WORK TO COMPLETE ▸
Go through the records and show each line where the word "type" occurs.

MATERIAL SUPPLIED ▸
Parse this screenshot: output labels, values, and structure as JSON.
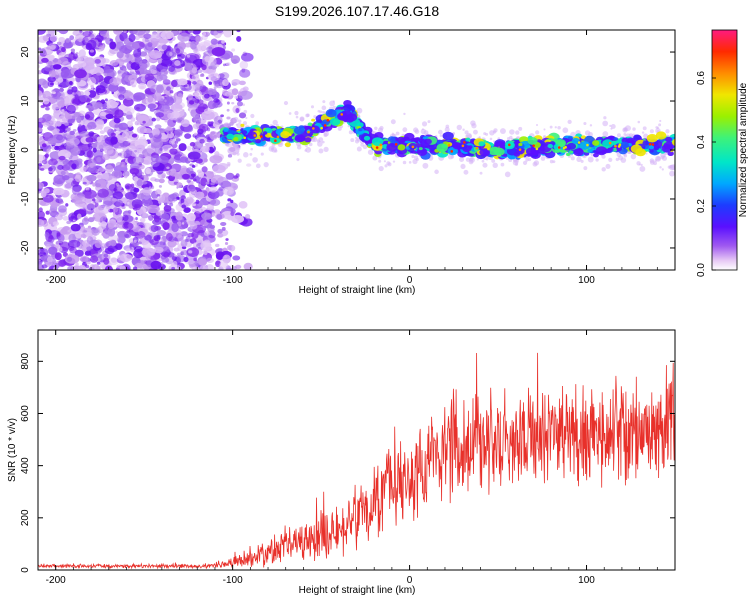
{
  "title": "S199.2026.107.17.46.G18",
  "colors": {
    "snr_line": "#e8302a",
    "colormap": [
      "#ffffff",
      "#e6c8f5",
      "#c79bf0",
      "#7d22ee",
      "#3f1cff",
      "#1d5bff",
      "#00a8ff",
      "#00e6c8",
      "#3df27a",
      "#9bf000",
      "#f0e600",
      "#ff8c00",
      "#ff2a00",
      "#ff1a80"
    ]
  },
  "chart_data": [
    {
      "type": "heatmap",
      "name": "spectrogram",
      "xlabel": "Height of straight line (km)",
      "ylabel": "Frequency (Hz)",
      "xlim": [
        -210,
        150
      ],
      "ylim": [
        -24.5,
        24.5
      ],
      "xticks": [
        -200,
        -100,
        0,
        100
      ],
      "yticks": [
        -20,
        -10,
        0,
        10,
        20
      ],
      "colorbar": {
        "label": "Normalized spectral amplitude",
        "range": [
          0,
          0.75
        ],
        "ticks": [
          "0.0",
          "0.2",
          "0.4",
          "0.6"
        ],
        "tick_values": [
          0,
          0.2,
          0.4,
          0.6
        ]
      },
      "ridge": {
        "x": [
          -100,
          -80,
          -60,
          -50,
          -40,
          -35,
          -30,
          -20,
          -10,
          0,
          20,
          50,
          100,
          150
        ],
        "freq_hz": [
          3,
          3,
          3,
          5,
          7,
          8,
          5,
          1,
          1,
          1,
          1,
          0,
          1,
          1
        ]
      },
      "noise_region_x": [
        -210,
        -100
      ]
    },
    {
      "type": "line",
      "name": "snr",
      "xlabel": "Height of straight line (km)",
      "ylabel": "SNR (10 * v/v)",
      "xlim": [
        -210,
        150
      ],
      "ylim": [
        0,
        920
      ],
      "xticks": [
        -200,
        -100,
        0,
        100
      ],
      "yticks": [
        0,
        200,
        400,
        600,
        800
      ],
      "envelope": {
        "x": [
          -210,
          -110,
          -100,
          -90,
          -80,
          -60,
          -40,
          -20,
          -10,
          0,
          20,
          40,
          60,
          80,
          100,
          120,
          150
        ],
        "mean": [
          15,
          15,
          25,
          45,
          70,
          110,
          160,
          260,
          310,
          340,
          460,
          500,
          500,
          510,
          520,
          530,
          560
        ],
        "spread": [
          8,
          10,
          20,
          40,
          60,
          90,
          120,
          160,
          170,
          200,
          230,
          240,
          230,
          230,
          230,
          230,
          240
        ]
      }
    }
  ]
}
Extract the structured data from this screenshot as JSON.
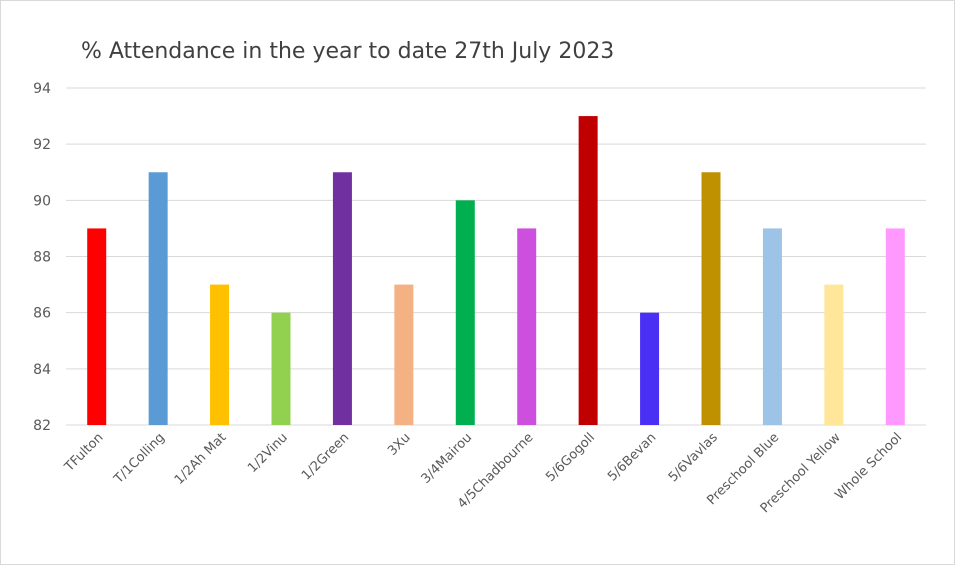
{
  "chart_data": {
    "type": "bar",
    "title": "% Attendance in the year to date 27th July 2023",
    "xlabel": "",
    "ylabel": "",
    "ylim": [
      82,
      94
    ],
    "yticks": [
      82,
      84,
      86,
      88,
      90,
      92,
      94
    ],
    "grid": true,
    "legend": "none",
    "categories": [
      "TFulton",
      "T/1Colling",
      "1/2Ah Mat",
      "1/2Vinu",
      "1/2Green",
      "3Xu",
      "3/4Mairou",
      "4/5Chadbourne",
      "5/6Gogoll",
      "5/6Bevan",
      "5/6Vavlas",
      "Preschool Blue",
      "Preschool Yellow",
      "Whole School"
    ],
    "values": [
      89,
      91,
      87,
      86,
      91,
      87,
      90,
      89,
      93,
      86,
      91,
      89,
      87,
      89
    ],
    "colors": [
      "#ff0000",
      "#5b9bd5",
      "#ffc000",
      "#92d050",
      "#7030a0",
      "#f4b183",
      "#00b050",
      "#cc4fdd",
      "#c00000",
      "#4a2ff5",
      "#bf9000",
      "#9dc3e6",
      "#ffe699",
      "#ff99ff"
    ]
  }
}
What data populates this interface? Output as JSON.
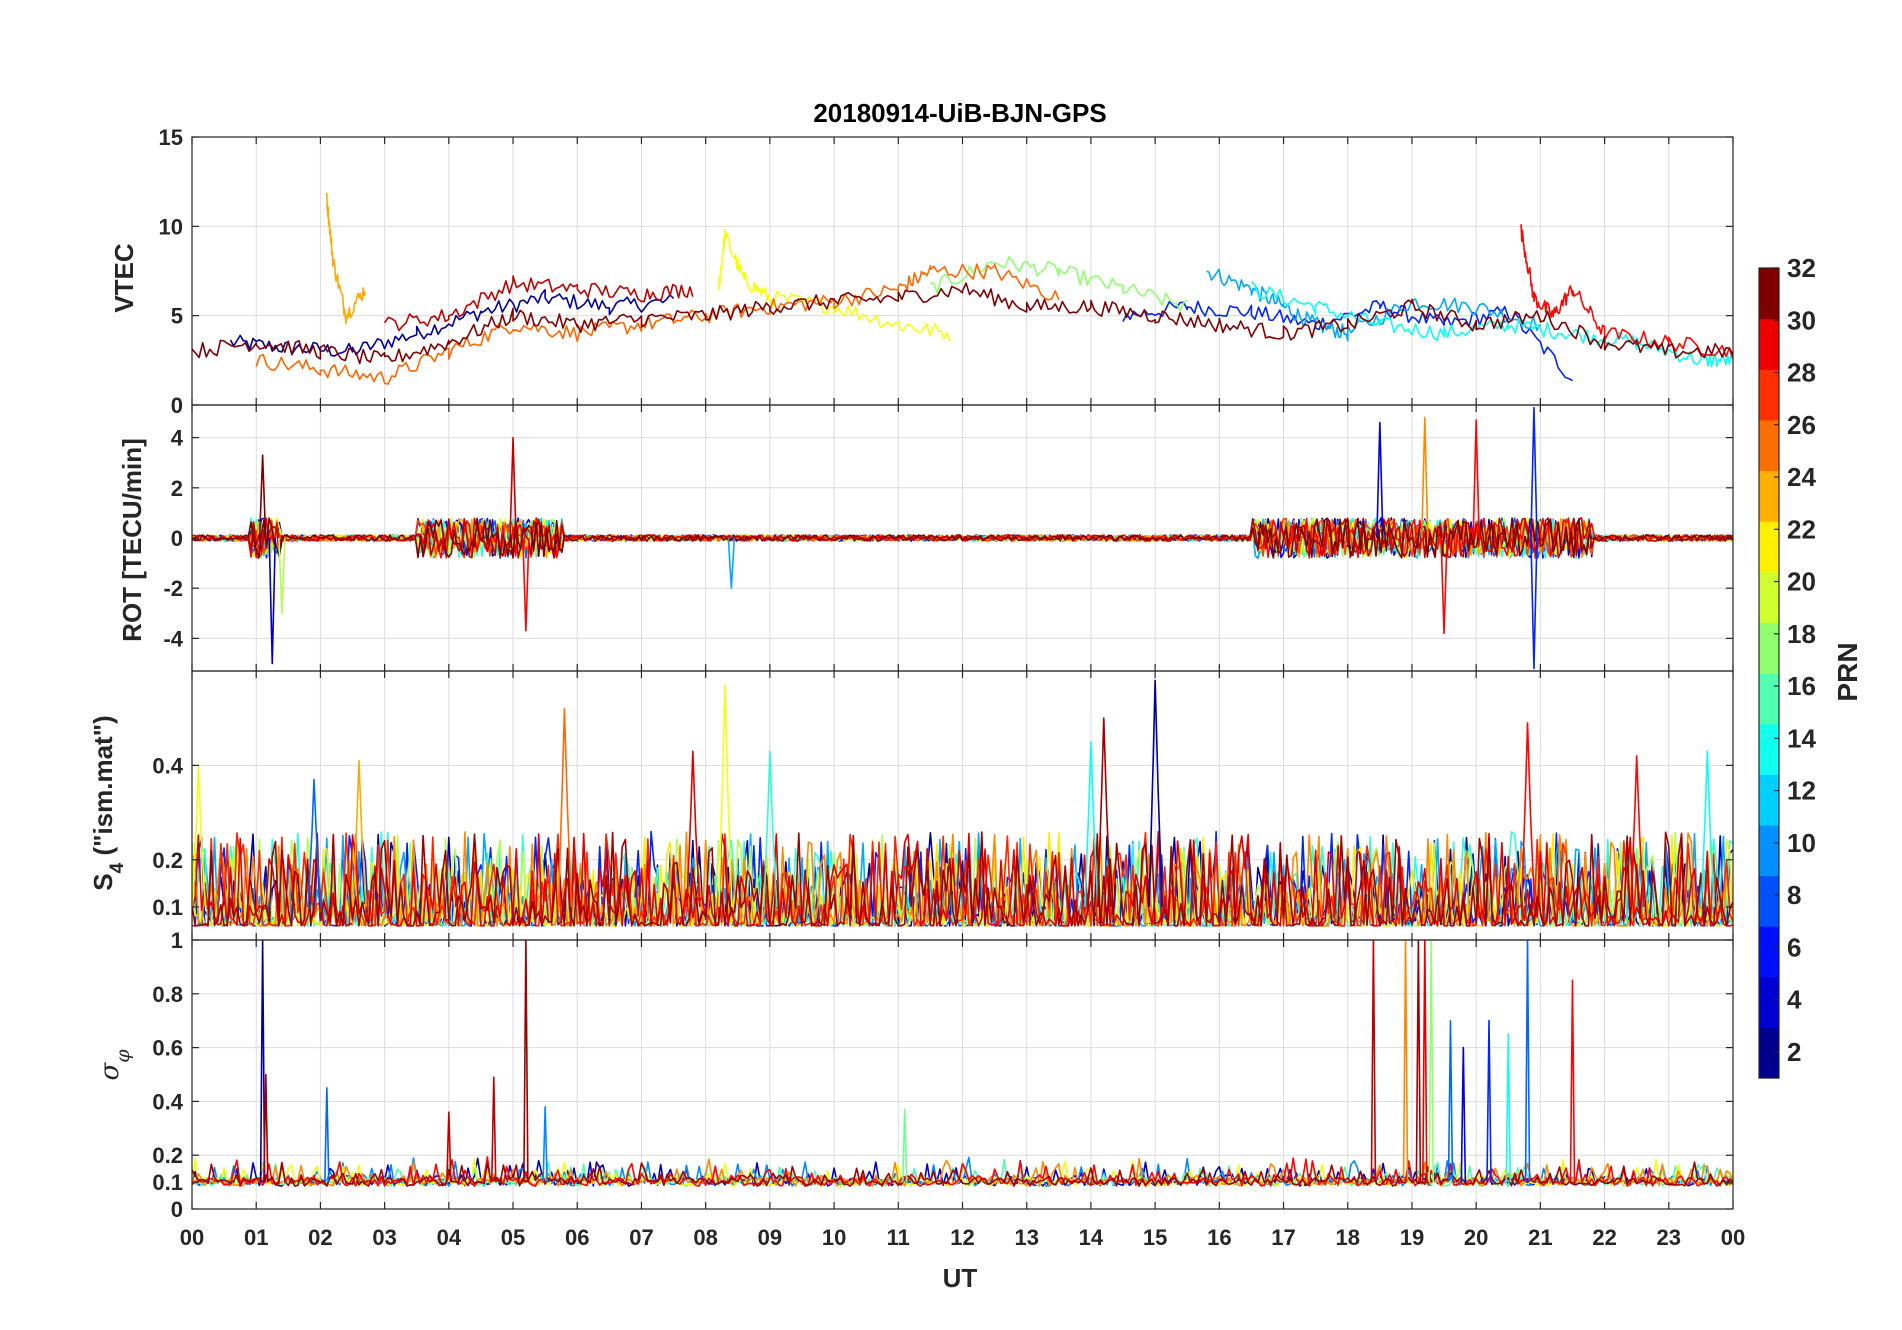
{
  "chart_data": {
    "type": "line",
    "title": "20180914-UiB-BJN-GPS",
    "xlabel": "UT",
    "x_ticks": [
      "00",
      "01",
      "02",
      "03",
      "04",
      "05",
      "06",
      "07",
      "08",
      "09",
      "10",
      "11",
      "12",
      "13",
      "14",
      "15",
      "16",
      "17",
      "18",
      "19",
      "20",
      "21",
      "22",
      "23",
      "00"
    ],
    "xlim_hours": [
      0,
      24
    ],
    "grid": true,
    "colorbar": {
      "label": "PRN",
      "range": [
        1,
        32
      ],
      "ticks": [
        "2",
        "4",
        "6",
        "8",
        "10",
        "12",
        "14",
        "16",
        "18",
        "20",
        "22",
        "24",
        "26",
        "28",
        "30",
        "32"
      ],
      "colormap": "jet",
      "colors": [
        "#00008f",
        "#0000d0",
        "#0010ff",
        "#0050ff",
        "#0090ff",
        "#00d0ff",
        "#10ffef",
        "#50ffaf",
        "#90ff6f",
        "#d0ff2f",
        "#ffef00",
        "#ffaf00",
        "#ff6f00",
        "#ff2f00",
        "#ef0000",
        "#800000"
      ],
      "position": "right"
    },
    "panels": [
      {
        "name": "vtec",
        "ylabel": "VTEC",
        "ylim": [
          0,
          15
        ],
        "y_ticks": [
          "0",
          "5",
          "10",
          "15"
        ],
        "y_tick_values": [
          0,
          5,
          10,
          15
        ],
        "series": [
          {
            "prn": 2,
            "x": [
              0.6,
              1.5,
              2.5,
              3.5,
              4.5,
              5.5,
              6.5,
              7.5
            ],
            "y": [
              3.5,
              3.2,
              3.0,
              4.0,
              5.2,
              6.0,
              5.5,
              5.8
            ]
          },
          {
            "prn": 6,
            "x": [
              14.5,
              15.5,
              16.5,
              17.5,
              18.5,
              19.5,
              20.5,
              21.5
            ],
            "y": [
              5.0,
              5.5,
              5.2,
              4.5,
              5.5,
              4.5,
              5.2,
              1.5
            ]
          },
          {
            "prn": 10,
            "x": [
              15.8,
              16.5,
              17.0,
              17.5,
              18.0,
              19.0,
              20.0,
              21.0
            ],
            "y": [
              7.5,
              6.5,
              5.5,
              4.5,
              4.0,
              5.8,
              5.5,
              4.5
            ]
          },
          {
            "prn": 13,
            "x": [
              16.5,
              17.5,
              18.5,
              19.5,
              20.5,
              21.5,
              22.5,
              23.5,
              24.0
            ],
            "y": [
              6.5,
              5.5,
              4.5,
              4.0,
              4.5,
              4.0,
              3.5,
              2.5,
              2.5
            ]
          },
          {
            "prn": 17,
            "x": [
              11.5,
              12.5,
              13.5,
              14.5,
              15.5
            ],
            "y": [
              6.5,
              8.0,
              7.5,
              6.5,
              5.5
            ]
          },
          {
            "prn": 20,
            "x": [
              8.2,
              8.3,
              8.6,
              9.0,
              10.0,
              11.0,
              11.8
            ],
            "y": [
              6.5,
              9.5,
              7.0,
              6.0,
              5.5,
              4.5,
              4.0
            ]
          },
          {
            "prn": 23,
            "x": [
              2.1,
              2.2,
              2.4,
              2.7
            ],
            "y": [
              11.5,
              8.0,
              5.0,
              6.5
            ]
          },
          {
            "prn": 25,
            "x": [
              1.0,
              2.0,
              3.0,
              4.0,
              5.0,
              6.0,
              7.0,
              8.0,
              9.0,
              10.0,
              11.0,
              11.5,
              12.5,
              13.5
            ],
            "y": [
              2.5,
              2.0,
              1.5,
              3.0,
              4.5,
              4.0,
              4.5,
              5.0,
              5.5,
              5.8,
              6.5,
              7.5,
              7.5,
              6.0
            ]
          },
          {
            "prn": 28,
            "x": [
              20.7,
              20.9,
              21.2,
              21.5,
              22.0,
              23.0,
              24.0
            ],
            "y": [
              9.8,
              6.0,
              5.0,
              6.5,
              4.0,
              3.5,
              3.0
            ]
          },
          {
            "prn": 30,
            "x": [
              3.0,
              4.0,
              5.0,
              6.0,
              7.0,
              7.8
            ],
            "y": [
              4.5,
              5.0,
              6.8,
              6.5,
              6.2,
              6.5
            ]
          },
          {
            "prn": 32,
            "x": [
              0.0,
              1.0,
              2.0,
              3.0,
              4.0,
              5.0,
              6.0,
              7.0,
              8.0,
              9.0,
              10.0,
              11.0,
              12.0,
              13.0,
              14.0,
              15.0,
              16.0,
              17.0,
              18.0,
              19.0,
              20.0,
              21.0,
              22.0,
              23.0,
              24.0
            ],
            "y": [
              3.0,
              3.5,
              3.0,
              2.5,
              3.5,
              5.0,
              4.5,
              4.8,
              5.0,
              5.5,
              5.8,
              6.0,
              6.5,
              5.5,
              5.5,
              5.0,
              4.5,
              4.0,
              4.5,
              5.5,
              4.5,
              5.0,
              3.5,
              3.0,
              3.0
            ]
          }
        ]
      },
      {
        "name": "rot",
        "ylabel": "ROT [TECU/min]",
        "ylim": [
          -5.3,
          5.3
        ],
        "y_ticks": [
          "-4",
          "-2",
          "0",
          "2",
          "4"
        ],
        "y_tick_values": [
          -4,
          -2,
          0,
          2,
          4
        ],
        "active_bursts_hours": [
          [
            0.9,
            1.4
          ],
          [
            3.5,
            5.8
          ],
          [
            16.5,
            21.8
          ]
        ],
        "peaks": [
          {
            "x": 1.1,
            "y": 3.3,
            "prn": 32
          },
          {
            "x": 1.25,
            "y": -5.0,
            "prn": 3
          },
          {
            "x": 1.4,
            "y": -3.0,
            "prn": 18
          },
          {
            "x": 5.0,
            "y": 4.0,
            "prn": 30
          },
          {
            "x": 5.2,
            "y": -3.7,
            "prn": 28
          },
          {
            "x": 8.4,
            "y": -2.0,
            "prn": 10
          },
          {
            "x": 18.5,
            "y": 4.6,
            "prn": 4
          },
          {
            "x": 19.2,
            "y": 4.8,
            "prn": 24
          },
          {
            "x": 20.0,
            "y": 4.7,
            "prn": 28
          },
          {
            "x": 20.9,
            "y": 5.2,
            "prn": 6
          },
          {
            "x": 20.9,
            "y": -5.2,
            "prn": 6
          },
          {
            "x": 19.5,
            "y": -3.8,
            "prn": 28
          }
        ]
      },
      {
        "name": "s4",
        "ylabel": "S4 (\"ism.mat\")",
        "ylabel_main": "S",
        "ylabel_sub": "4",
        "ylabel_rest": " (\"ism.mat\")",
        "ylim": [
          0.03,
          0.6
        ],
        "y_ticks": [
          "0.1",
          "0.2",
          "0.4"
        ],
        "y_tick_values": [
          0.1,
          0.2,
          0.4
        ],
        "peaks": [
          {
            "x": 0.1,
            "y": 0.4,
            "prn": 20
          },
          {
            "x": 1.9,
            "y": 0.37,
            "prn": 8
          },
          {
            "x": 2.6,
            "y": 0.41,
            "prn": 23
          },
          {
            "x": 5.8,
            "y": 0.52,
            "prn": 25
          },
          {
            "x": 7.8,
            "y": 0.43,
            "prn": 29
          },
          {
            "x": 8.3,
            "y": 0.57,
            "prn": 20
          },
          {
            "x": 9.0,
            "y": 0.43,
            "prn": 14
          },
          {
            "x": 14.0,
            "y": 0.45,
            "prn": 13
          },
          {
            "x": 14.2,
            "y": 0.5,
            "prn": 31
          },
          {
            "x": 15.0,
            "y": 0.58,
            "prn": 2
          },
          {
            "x": 20.8,
            "y": 0.49,
            "prn": 28
          },
          {
            "x": 22.5,
            "y": 0.42,
            "prn": 28
          },
          {
            "x": 23.6,
            "y": 0.43,
            "prn": 13
          }
        ]
      },
      {
        "name": "sigma_phi",
        "ylabel": "σφ",
        "ylabel_main": "σ",
        "ylabel_sub": "φ",
        "ylim": [
          0,
          1
        ],
        "y_ticks": [
          "0",
          "0.1",
          "0.2",
          "0.4",
          "0.6",
          "0.8",
          "1"
        ],
        "y_tick_values": [
          0,
          0.1,
          0.2,
          0.4,
          0.6,
          0.8,
          1
        ],
        "baseline": 0.1,
        "peaks": [
          {
            "x": 1.1,
            "y": 1.0,
            "prn": 2
          },
          {
            "x": 1.15,
            "y": 0.5,
            "prn": 31
          },
          {
            "x": 2.1,
            "y": 0.45,
            "prn": 8
          },
          {
            "x": 4.0,
            "y": 0.36,
            "prn": 30
          },
          {
            "x": 4.7,
            "y": 0.49,
            "prn": 30
          },
          {
            "x": 5.2,
            "y": 1.0,
            "prn": 31
          },
          {
            "x": 5.5,
            "y": 0.38,
            "prn": 9
          },
          {
            "x": 11.1,
            "y": 0.37,
            "prn": 16
          },
          {
            "x": 18.4,
            "y": 1.0,
            "prn": 30
          },
          {
            "x": 18.9,
            "y": 1.0,
            "prn": 24
          },
          {
            "x": 19.1,
            "y": 1.0,
            "prn": 31
          },
          {
            "x": 19.2,
            "y": 1.0,
            "prn": 29
          },
          {
            "x": 19.3,
            "y": 1.0,
            "prn": 17
          },
          {
            "x": 19.6,
            "y": 0.7,
            "prn": 8
          },
          {
            "x": 19.8,
            "y": 0.6,
            "prn": 4
          },
          {
            "x": 20.2,
            "y": 0.7,
            "prn": 6
          },
          {
            "x": 20.5,
            "y": 0.65,
            "prn": 13
          },
          {
            "x": 20.8,
            "y": 1.0,
            "prn": 8
          },
          {
            "x": 21.5,
            "y": 0.85,
            "prn": 28
          }
        ]
      }
    ]
  }
}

TASK SOLUTION ▸
      "type": "heatmap",
      "type": "line",
    "type": "bar",
    "type": "line",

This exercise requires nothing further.